PROBLEM STATEMENT:
Copy out all the entries word for word.

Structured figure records
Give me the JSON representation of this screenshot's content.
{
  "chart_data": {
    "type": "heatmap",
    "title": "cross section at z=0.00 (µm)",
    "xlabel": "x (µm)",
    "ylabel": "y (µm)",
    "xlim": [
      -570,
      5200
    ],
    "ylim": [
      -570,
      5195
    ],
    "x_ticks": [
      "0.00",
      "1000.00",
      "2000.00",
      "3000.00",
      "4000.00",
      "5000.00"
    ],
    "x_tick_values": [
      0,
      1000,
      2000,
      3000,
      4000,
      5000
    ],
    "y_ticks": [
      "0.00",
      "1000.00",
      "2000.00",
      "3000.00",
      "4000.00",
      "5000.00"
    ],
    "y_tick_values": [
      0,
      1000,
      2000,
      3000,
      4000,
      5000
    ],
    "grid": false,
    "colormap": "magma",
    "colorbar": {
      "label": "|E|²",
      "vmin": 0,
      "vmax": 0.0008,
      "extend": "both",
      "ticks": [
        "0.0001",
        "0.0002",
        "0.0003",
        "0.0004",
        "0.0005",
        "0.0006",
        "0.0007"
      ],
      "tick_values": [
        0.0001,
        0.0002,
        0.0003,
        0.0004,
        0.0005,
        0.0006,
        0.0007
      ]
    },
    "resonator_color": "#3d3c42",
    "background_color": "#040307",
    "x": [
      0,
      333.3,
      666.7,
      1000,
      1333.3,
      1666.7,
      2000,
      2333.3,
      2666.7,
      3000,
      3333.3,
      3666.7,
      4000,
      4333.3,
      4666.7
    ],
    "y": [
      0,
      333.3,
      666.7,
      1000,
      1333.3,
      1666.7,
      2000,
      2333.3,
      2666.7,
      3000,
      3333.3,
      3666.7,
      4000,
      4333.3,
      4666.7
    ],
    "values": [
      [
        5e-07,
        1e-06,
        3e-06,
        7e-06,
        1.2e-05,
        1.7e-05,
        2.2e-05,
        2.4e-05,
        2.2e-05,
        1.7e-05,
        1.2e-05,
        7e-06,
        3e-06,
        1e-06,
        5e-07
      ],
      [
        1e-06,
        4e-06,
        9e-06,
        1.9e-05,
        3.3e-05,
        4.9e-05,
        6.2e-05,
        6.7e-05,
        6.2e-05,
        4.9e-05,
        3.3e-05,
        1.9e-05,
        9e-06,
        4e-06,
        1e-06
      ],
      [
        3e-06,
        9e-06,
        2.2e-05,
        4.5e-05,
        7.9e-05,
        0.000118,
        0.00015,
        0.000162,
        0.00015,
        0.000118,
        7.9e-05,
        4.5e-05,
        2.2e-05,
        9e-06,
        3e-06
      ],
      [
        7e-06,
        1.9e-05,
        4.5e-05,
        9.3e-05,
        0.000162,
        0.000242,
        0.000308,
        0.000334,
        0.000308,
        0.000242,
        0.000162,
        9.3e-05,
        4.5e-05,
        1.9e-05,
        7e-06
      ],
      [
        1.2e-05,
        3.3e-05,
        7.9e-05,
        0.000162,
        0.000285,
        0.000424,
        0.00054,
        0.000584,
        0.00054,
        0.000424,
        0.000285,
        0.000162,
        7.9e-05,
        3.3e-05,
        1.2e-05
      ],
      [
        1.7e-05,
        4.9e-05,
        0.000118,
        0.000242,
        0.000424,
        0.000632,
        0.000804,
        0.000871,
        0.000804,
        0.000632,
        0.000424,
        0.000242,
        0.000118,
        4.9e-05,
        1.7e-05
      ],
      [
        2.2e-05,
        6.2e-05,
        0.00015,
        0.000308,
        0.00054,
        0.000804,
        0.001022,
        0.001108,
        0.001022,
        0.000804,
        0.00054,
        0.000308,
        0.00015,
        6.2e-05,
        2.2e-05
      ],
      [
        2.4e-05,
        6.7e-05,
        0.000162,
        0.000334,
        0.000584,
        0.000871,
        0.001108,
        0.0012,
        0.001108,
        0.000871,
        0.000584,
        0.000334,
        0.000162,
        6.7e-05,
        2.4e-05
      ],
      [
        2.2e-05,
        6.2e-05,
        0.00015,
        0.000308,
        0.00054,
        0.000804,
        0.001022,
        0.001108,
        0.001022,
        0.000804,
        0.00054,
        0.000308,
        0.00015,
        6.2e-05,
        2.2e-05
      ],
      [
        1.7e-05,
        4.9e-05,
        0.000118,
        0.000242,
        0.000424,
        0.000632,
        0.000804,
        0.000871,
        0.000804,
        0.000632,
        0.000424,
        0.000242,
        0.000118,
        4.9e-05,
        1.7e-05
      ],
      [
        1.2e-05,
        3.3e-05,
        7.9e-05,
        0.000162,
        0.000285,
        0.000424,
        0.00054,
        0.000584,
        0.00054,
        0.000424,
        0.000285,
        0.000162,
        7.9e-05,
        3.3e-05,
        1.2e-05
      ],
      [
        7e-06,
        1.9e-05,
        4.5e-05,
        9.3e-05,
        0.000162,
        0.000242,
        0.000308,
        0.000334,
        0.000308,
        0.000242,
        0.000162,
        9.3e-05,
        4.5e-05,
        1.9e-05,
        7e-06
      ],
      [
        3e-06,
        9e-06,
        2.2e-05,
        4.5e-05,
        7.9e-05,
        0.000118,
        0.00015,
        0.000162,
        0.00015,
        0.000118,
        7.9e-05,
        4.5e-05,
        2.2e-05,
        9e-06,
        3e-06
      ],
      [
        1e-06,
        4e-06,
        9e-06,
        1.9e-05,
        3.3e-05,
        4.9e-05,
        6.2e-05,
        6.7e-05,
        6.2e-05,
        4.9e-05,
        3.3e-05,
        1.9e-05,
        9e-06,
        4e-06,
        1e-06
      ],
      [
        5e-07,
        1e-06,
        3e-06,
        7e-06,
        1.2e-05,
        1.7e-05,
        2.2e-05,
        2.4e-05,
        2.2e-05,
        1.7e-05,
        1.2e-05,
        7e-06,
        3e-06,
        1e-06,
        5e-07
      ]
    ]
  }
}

SOLUTION FOR THIS EXERCISE:
Give me the JSON representation of this screenshot's content.
{
  "chart_data": {
    "type": "heatmap",
    "title": "cross section at z=0.00 (µm)",
    "xlabel": "x (µm)",
    "ylabel": "y (µm)",
    "xlim": [
      -570,
      5200
    ],
    "ylim": [
      -570,
      5195
    ],
    "x_ticks": [
      "0.00",
      "1000.00",
      "2000.00",
      "3000.00",
      "4000.00",
      "5000.00"
    ],
    "x_tick_values": [
      0,
      1000,
      2000,
      3000,
      4000,
      5000
    ],
    "y_ticks": [
      "0.00",
      "1000.00",
      "2000.00",
      "3000.00",
      "4000.00",
      "5000.00"
    ],
    "y_tick_values": [
      0,
      1000,
      2000,
      3000,
      4000,
      5000
    ],
    "grid": false,
    "colormap": "magma",
    "colorbar": {
      "label": "|E|²",
      "vmin": 0,
      "vmax": 0.0008,
      "extend": "both",
      "ticks": [
        "0.0001",
        "0.0002",
        "0.0003",
        "0.0004",
        "0.0005",
        "0.0006",
        "0.0007"
      ],
      "tick_values": [
        0.0001,
        0.0002,
        0.0003,
        0.0004,
        0.0005,
        0.0006,
        0.0007
      ]
    },
    "resonator_color": "#3d3c42",
    "background_color": "#040307",
    "x": [
      0,
      333.3,
      666.7,
      1000,
      1333.3,
      1666.7,
      2000,
      2333.3,
      2666.7,
      3000,
      3333.3,
      3666.7,
      4000,
      4333.3,
      4666.7
    ],
    "y": [
      0,
      333.3,
      666.7,
      1000,
      1333.3,
      1666.7,
      2000,
      2333.3,
      2666.7,
      3000,
      3333.3,
      3666.7,
      4000,
      4333.3,
      4666.7
    ],
    "values": [
      [
        5e-07,
        1e-06,
        3e-06,
        7e-06,
        1.2e-05,
        1.7e-05,
        2.2e-05,
        2.4e-05,
        2.2e-05,
        1.7e-05,
        1.2e-05,
        7e-06,
        3e-06,
        1e-06,
        5e-07
      ],
      [
        1e-06,
        4e-06,
        9e-06,
        1.9e-05,
        3.3e-05,
        4.9e-05,
        6.2e-05,
        6.7e-05,
        6.2e-05,
        4.9e-05,
        3.3e-05,
        1.9e-05,
        9e-06,
        4e-06,
        1e-06
      ],
      [
        3e-06,
        9e-06,
        2.2e-05,
        4.5e-05,
        7.9e-05,
        0.000118,
        0.00015,
        0.000162,
        0.00015,
        0.000118,
        7.9e-05,
        4.5e-05,
        2.2e-05,
        9e-06,
        3e-06
      ],
      [
        7e-06,
        1.9e-05,
        4.5e-05,
        9.3e-05,
        0.000162,
        0.000242,
        0.000308,
        0.000334,
        0.000308,
        0.000242,
        0.000162,
        9.3e-05,
        4.5e-05,
        1.9e-05,
        7e-06
      ],
      [
        1.2e-05,
        3.3e-05,
        7.9e-05,
        0.000162,
        0.000285,
        0.000424,
        0.00054,
        0.000584,
        0.00054,
        0.000424,
        0.000285,
        0.000162,
        7.9e-05,
        3.3e-05,
        1.2e-05
      ],
      [
        1.7e-05,
        4.9e-05,
        0.000118,
        0.000242,
        0.000424,
        0.000632,
        0.000804,
        0.000871,
        0.000804,
        0.000632,
        0.000424,
        0.000242,
        0.000118,
        4.9e-05,
        1.7e-05
      ],
      [
        2.2e-05,
        6.2e-05,
        0.00015,
        0.000308,
        0.00054,
        0.000804,
        0.001022,
        0.001108,
        0.001022,
        0.000804,
        0.00054,
        0.000308,
        0.00015,
        6.2e-05,
        2.2e-05
      ],
      [
        2.4e-05,
        6.7e-05,
        0.000162,
        0.000334,
        0.000584,
        0.000871,
        0.001108,
        0.0012,
        0.001108,
        0.000871,
        0.000584,
        0.000334,
        0.000162,
        6.7e-05,
        2.4e-05
      ],
      [
        2.2e-05,
        6.2e-05,
        0.00015,
        0.000308,
        0.00054,
        0.000804,
        0.001022,
        0.001108,
        0.001022,
        0.000804,
        0.00054,
        0.000308,
        0.00015,
        6.2e-05,
        2.2e-05
      ],
      [
        1.7e-05,
        4.9e-05,
        0.000118,
        0.000242,
        0.000424,
        0.000632,
        0.000804,
        0.000871,
        0.000804,
        0.000632,
        0.000424,
        0.000242,
        0.000118,
        4.9e-05,
        1.7e-05
      ],
      [
        1.2e-05,
        3.3e-05,
        7.9e-05,
        0.000162,
        0.000285,
        0.000424,
        0.00054,
        0.000584,
        0.00054,
        0.000424,
        0.000285,
        0.000162,
        7.9e-05,
        3.3e-05,
        1.2e-05
      ],
      [
        7e-06,
        1.9e-05,
        4.5e-05,
        9.3e-05,
        0.000162,
        0.000242,
        0.000308,
        0.000334,
        0.000308,
        0.000242,
        0.000162,
        9.3e-05,
        4.5e-05,
        1.9e-05,
        7e-06
      ],
      [
        3e-06,
        9e-06,
        2.2e-05,
        4.5e-05,
        7.9e-05,
        0.000118,
        0.00015,
        0.000162,
        0.00015,
        0.000118,
        7.9e-05,
        4.5e-05,
        2.2e-05,
        9e-06,
        3e-06
      ],
      [
        1e-06,
        4e-06,
        9e-06,
        1.9e-05,
        3.3e-05,
        4.9e-05,
        6.2e-05,
        6.7e-05,
        6.2e-05,
        4.9e-05,
        3.3e-05,
        1.9e-05,
        9e-06,
        4e-06,
        1e-06
      ],
      [
        5e-07,
        1e-06,
        3e-06,
        7e-06,
        1.2e-05,
        1.7e-05,
        2.2e-05,
        2.4e-05,
        2.2e-05,
        1.7e-05,
        1.2e-05,
        7e-06,
        3e-06,
        1e-06,
        5e-07
      ]
    ]
  }
}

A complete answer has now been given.